#### [Excerpted records]

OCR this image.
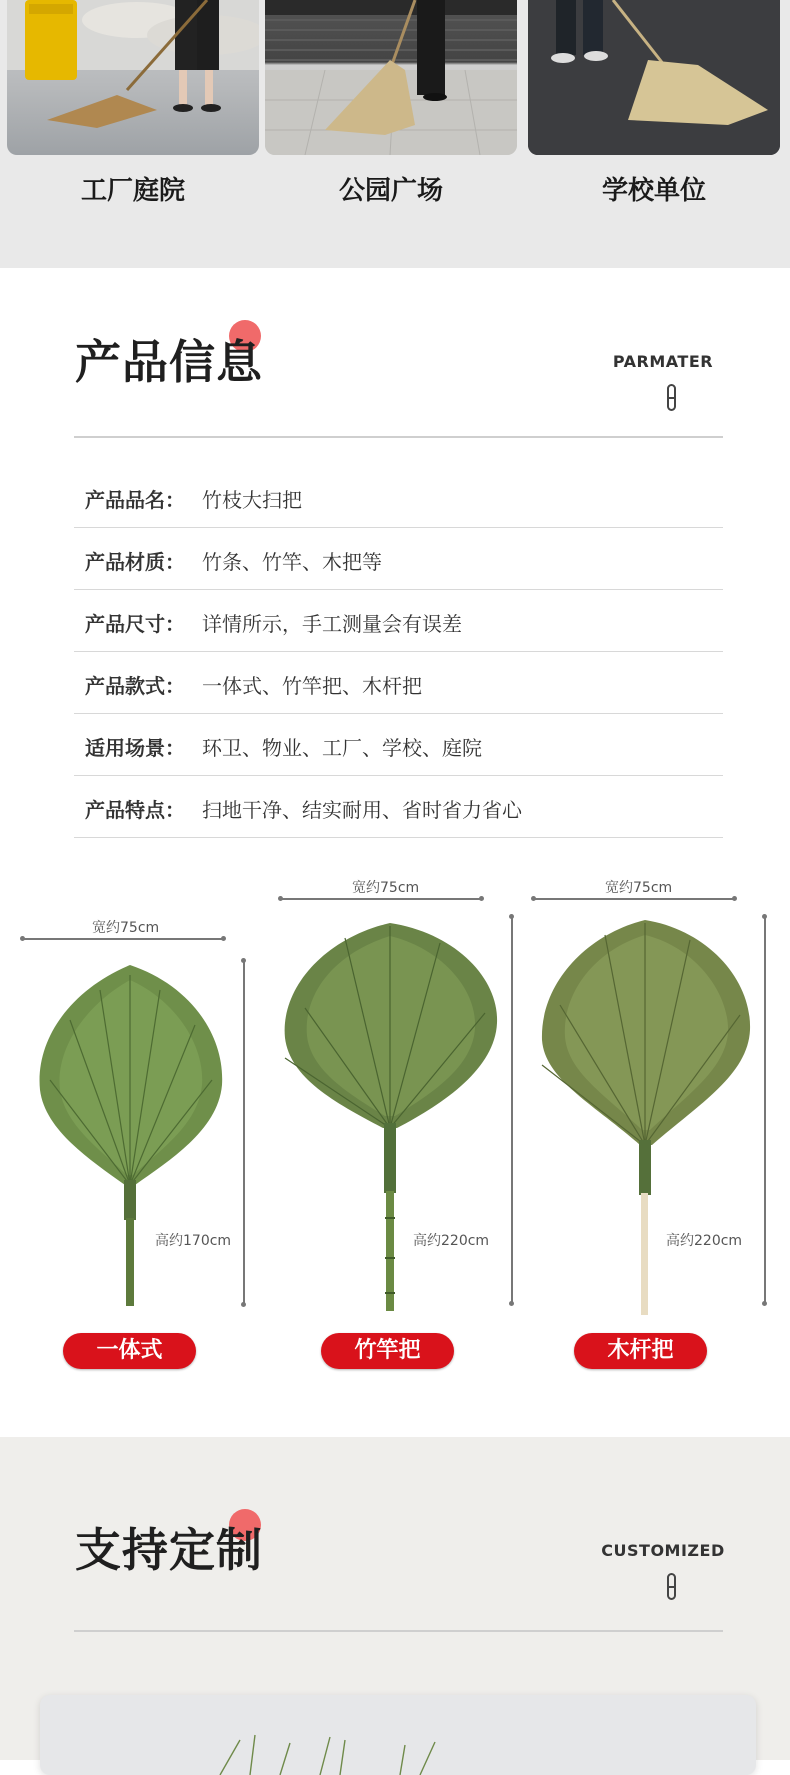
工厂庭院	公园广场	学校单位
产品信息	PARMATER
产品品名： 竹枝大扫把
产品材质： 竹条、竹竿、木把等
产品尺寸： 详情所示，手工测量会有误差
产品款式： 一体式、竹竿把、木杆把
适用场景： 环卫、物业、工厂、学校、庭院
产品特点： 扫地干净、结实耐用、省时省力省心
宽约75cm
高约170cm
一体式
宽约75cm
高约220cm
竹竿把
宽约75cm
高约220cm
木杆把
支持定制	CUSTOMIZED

#### [Goal]
Repeat the material above in full and exactly, omitting the pictures.

#### [Result below]
OCR this image.
工厂庭院	公园广场	学校单位
产品信息	PARMATER
产品品名： 竹枝大扫把
产品材质： 竹条、竹竿、木把等
产品尺寸： 详情所示，手工测量会有误差
产品款式： 一体式、竹竿把、木杆把
适用场景： 环卫、物业、工厂、学校、庭院
产品特点： 扫地干净、结实耐用、省时省力省心
宽约75cm
高约170cm
一体式
宽约75cm
高约220cm
竹竿把
宽约75cm
高约220cm
木杆把
支持定制	CUSTOMIZED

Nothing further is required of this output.